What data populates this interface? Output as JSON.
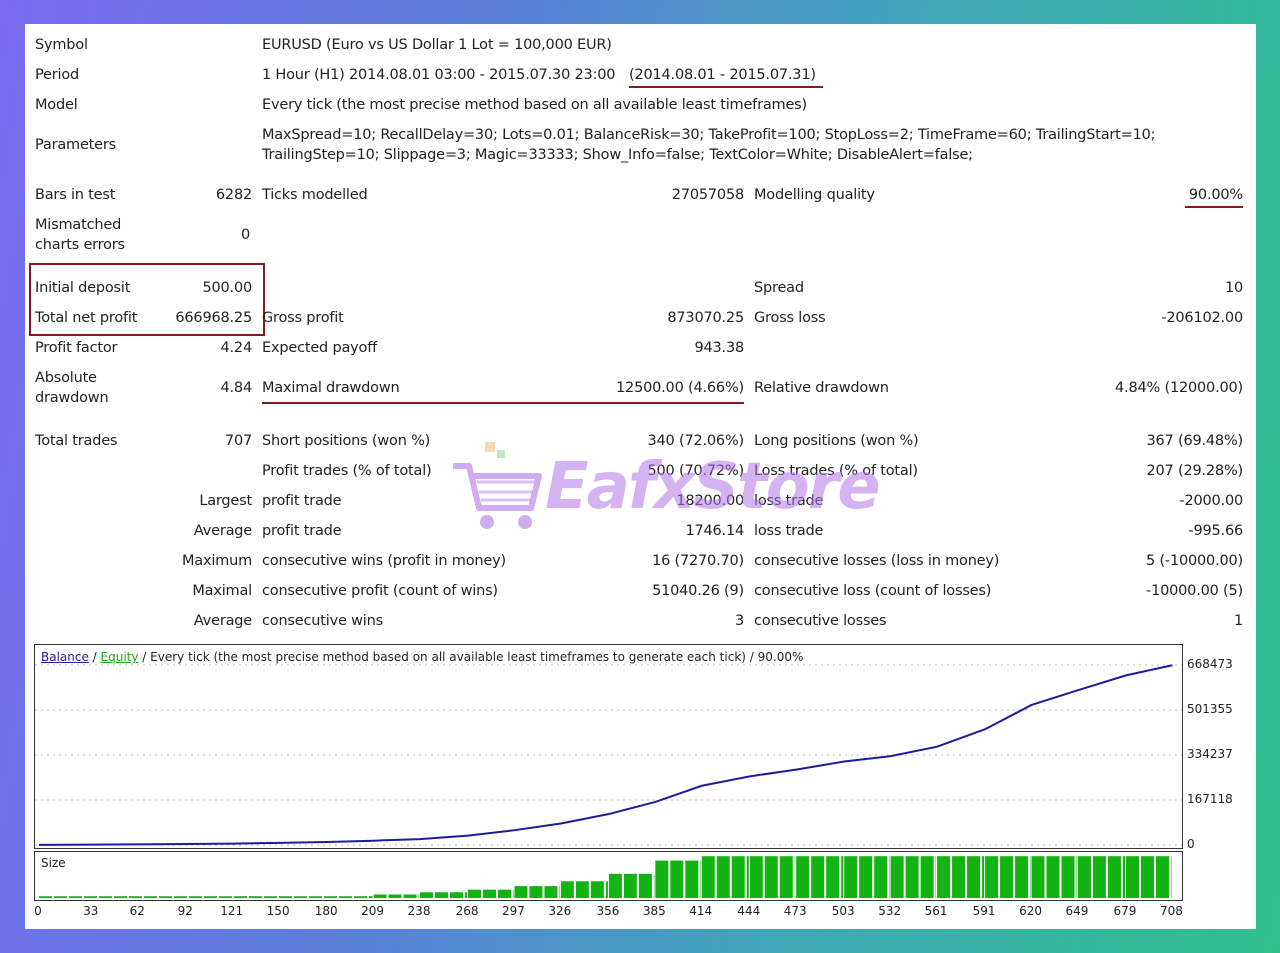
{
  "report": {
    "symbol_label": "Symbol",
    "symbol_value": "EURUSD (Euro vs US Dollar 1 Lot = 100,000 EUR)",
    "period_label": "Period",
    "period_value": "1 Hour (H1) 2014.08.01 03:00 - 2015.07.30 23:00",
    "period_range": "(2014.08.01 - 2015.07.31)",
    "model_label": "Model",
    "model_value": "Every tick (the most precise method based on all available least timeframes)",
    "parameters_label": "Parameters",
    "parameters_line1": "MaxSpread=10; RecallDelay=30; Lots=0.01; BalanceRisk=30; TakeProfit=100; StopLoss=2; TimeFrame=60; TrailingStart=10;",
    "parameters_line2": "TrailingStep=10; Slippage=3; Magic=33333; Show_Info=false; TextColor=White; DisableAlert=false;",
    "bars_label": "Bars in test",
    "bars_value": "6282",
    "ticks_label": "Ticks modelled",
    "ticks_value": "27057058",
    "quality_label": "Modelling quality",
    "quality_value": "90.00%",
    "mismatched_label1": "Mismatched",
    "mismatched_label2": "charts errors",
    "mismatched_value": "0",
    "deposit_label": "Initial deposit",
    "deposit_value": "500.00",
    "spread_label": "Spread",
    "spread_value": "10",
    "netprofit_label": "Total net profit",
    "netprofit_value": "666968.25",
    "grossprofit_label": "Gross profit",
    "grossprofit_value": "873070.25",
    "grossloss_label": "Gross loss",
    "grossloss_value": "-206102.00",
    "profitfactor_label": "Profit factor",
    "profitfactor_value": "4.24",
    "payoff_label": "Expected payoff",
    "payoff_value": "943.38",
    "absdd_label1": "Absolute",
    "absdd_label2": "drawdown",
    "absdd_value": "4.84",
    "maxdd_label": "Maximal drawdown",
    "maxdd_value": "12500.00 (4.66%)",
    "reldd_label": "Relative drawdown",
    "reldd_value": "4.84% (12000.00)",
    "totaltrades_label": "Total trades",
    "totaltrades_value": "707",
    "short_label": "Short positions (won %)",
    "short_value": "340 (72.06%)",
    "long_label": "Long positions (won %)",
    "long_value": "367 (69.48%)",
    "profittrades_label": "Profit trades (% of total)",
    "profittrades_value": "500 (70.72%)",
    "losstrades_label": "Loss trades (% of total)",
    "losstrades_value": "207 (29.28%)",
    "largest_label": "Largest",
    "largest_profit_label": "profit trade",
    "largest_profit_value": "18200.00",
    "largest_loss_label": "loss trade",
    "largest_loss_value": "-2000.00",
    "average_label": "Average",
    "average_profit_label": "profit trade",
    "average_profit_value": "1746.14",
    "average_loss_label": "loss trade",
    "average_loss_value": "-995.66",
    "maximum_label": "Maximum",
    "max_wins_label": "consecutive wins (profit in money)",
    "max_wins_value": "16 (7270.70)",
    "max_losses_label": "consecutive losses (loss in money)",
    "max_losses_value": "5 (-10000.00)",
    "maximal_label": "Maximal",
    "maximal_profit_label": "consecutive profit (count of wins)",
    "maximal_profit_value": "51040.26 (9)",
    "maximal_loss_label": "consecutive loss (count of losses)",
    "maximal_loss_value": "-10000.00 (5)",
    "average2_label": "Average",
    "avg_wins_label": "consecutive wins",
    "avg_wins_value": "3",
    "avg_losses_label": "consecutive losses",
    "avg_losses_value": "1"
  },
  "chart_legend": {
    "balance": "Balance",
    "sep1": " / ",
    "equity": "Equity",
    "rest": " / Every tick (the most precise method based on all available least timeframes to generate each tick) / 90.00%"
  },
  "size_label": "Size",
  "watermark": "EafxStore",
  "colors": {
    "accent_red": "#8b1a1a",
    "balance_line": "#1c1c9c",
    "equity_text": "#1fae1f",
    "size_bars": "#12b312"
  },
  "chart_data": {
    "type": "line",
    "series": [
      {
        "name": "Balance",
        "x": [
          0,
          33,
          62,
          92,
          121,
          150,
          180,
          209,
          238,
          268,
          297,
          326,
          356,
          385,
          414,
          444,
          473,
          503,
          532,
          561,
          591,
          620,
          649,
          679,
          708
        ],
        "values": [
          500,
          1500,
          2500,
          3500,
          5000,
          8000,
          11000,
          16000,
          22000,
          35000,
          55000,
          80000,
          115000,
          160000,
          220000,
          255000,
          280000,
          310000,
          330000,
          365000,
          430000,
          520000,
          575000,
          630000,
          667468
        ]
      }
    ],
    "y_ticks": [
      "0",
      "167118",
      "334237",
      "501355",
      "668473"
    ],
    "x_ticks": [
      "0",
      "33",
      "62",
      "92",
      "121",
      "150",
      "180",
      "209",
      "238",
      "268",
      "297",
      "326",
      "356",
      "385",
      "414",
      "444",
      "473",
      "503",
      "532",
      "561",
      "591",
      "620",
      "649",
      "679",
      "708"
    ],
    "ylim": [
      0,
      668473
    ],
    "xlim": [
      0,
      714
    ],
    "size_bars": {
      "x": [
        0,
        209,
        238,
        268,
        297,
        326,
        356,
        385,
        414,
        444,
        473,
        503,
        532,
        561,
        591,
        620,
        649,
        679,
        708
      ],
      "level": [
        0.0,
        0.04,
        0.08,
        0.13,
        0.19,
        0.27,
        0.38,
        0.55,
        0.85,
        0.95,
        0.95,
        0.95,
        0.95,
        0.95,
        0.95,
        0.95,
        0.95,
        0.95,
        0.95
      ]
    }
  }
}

...

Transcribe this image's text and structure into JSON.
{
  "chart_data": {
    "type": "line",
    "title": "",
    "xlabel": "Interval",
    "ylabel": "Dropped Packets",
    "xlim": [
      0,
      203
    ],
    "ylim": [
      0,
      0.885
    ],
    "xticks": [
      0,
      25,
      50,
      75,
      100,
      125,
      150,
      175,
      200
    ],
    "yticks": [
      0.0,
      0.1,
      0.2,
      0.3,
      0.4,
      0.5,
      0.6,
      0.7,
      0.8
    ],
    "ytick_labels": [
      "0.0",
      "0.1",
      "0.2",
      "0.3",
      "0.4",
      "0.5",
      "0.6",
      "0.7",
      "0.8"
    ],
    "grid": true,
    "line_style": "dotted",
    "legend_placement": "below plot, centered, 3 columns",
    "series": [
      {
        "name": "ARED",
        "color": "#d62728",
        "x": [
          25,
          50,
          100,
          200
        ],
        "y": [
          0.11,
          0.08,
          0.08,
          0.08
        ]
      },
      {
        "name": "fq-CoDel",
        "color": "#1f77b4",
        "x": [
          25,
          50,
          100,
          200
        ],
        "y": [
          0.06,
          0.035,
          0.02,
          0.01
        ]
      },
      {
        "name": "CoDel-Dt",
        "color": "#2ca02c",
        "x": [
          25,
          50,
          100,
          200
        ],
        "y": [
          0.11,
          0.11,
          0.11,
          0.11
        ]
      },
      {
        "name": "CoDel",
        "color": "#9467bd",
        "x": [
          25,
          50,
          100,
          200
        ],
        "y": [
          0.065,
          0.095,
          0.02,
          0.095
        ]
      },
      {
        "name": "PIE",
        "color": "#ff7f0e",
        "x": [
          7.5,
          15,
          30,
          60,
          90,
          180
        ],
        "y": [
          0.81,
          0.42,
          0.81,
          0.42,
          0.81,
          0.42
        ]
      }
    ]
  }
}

WHAT YOU ARE ASKED TO DO:
Find the lines above that contain the word "positions" and collect them.

SOLUTION TO THE PROBLEM:
    "short_label": "Short positions (won %)",
    "long_label": "Long positions (won %)",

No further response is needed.